# Task statement
Give only the number of lines in the listing below where the string "DESEN" occurs.

======== Data entries

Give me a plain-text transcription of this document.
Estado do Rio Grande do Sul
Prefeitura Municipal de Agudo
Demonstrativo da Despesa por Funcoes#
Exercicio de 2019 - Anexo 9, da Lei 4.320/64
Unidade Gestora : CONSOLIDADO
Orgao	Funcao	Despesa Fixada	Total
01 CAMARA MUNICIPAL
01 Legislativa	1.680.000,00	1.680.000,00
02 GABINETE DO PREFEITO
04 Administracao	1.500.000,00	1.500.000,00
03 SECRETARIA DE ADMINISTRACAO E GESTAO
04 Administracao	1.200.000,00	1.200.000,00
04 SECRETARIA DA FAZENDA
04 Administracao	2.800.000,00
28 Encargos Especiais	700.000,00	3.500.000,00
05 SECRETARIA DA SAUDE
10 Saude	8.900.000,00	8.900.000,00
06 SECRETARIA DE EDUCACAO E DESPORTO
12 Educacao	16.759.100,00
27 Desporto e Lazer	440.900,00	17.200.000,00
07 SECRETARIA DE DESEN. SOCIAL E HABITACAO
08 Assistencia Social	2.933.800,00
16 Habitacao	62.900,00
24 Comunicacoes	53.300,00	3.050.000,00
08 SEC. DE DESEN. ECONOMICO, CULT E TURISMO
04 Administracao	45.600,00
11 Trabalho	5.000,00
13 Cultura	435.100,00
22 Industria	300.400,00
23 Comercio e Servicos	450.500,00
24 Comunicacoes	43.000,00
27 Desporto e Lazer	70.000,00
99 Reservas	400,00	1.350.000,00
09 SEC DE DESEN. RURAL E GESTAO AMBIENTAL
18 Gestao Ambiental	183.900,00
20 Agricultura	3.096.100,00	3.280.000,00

================

# Task response
3